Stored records
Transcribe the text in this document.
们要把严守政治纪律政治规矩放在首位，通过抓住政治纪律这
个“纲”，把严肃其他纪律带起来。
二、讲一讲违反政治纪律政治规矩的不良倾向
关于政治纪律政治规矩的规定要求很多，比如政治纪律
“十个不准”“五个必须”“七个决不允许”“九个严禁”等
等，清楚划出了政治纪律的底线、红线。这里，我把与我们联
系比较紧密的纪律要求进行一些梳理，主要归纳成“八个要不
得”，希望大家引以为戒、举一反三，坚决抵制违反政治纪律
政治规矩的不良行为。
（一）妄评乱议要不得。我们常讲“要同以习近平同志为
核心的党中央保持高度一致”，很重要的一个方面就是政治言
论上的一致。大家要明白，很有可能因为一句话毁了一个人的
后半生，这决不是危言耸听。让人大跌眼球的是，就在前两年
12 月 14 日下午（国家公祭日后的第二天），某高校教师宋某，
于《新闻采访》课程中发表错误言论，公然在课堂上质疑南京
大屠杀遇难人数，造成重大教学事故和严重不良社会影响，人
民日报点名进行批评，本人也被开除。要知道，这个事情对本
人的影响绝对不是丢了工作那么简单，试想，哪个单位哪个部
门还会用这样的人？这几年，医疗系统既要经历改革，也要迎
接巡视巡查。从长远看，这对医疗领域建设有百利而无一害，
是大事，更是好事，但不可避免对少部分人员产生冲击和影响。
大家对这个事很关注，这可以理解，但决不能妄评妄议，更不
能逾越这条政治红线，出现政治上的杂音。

__What the task asks__.
Every entry must be output again, exactly as written above.

__Finished answer__.
Transcribe the text in this document.
们要把严守政治纪律政治规矩放在首位，通过抓住政治纪律这
个“纲”，把严肃其他纪律带起来。
二、讲一讲违反政治纪律政治规矩的不良倾向
关于政治纪律政治规矩的规定要求很多，比如政治纪律
“十个不准”“五个必须”“七个决不允许”“九个严禁”等
等，清楚划出了政治纪律的底线、红线。这里，我把与我们联
系比较紧密的纪律要求进行一些梳理，主要归纳成“八个要不
得”，希望大家引以为戒、举一反三，坚决抵制违反政治纪律
政治规矩的不良行为。
（一）妄评乱议要不得。我们常讲“要同以习近平同志为
核心的党中央保持高度一致”，很重要的一个方面就是政治言
论上的一致。大家要明白，很有可能因为一句话毁了一个人的
后半生，这决不是危言耸听。让人大跌眼球的是，就在前两年
12 月 14 日下午（国家公祭日后的第二天），某高校教师宋某，
于《新闻采访》课程中发表错误言论，公然在课堂上质疑南京
大屠杀遇难人数，造成重大教学事故和严重不良社会影响，人
民日报点名进行批评，本人也被开除。要知道，这个事情对本
人的影响绝对不是丢了工作那么简单，试想，哪个单位哪个部
门还会用这样的人？这几年，医疗系统既要经历改革，也要迎
接巡视巡查。从长远看，这对医疗领域建设有百利而无一害，
是大事，更是好事，但不可避免对少部分人员产生冲击和影响。
大家对这个事很关注，这可以理解，但决不能妄评妄议，更不
能逾越这条政治红线，出现政治上的杂音。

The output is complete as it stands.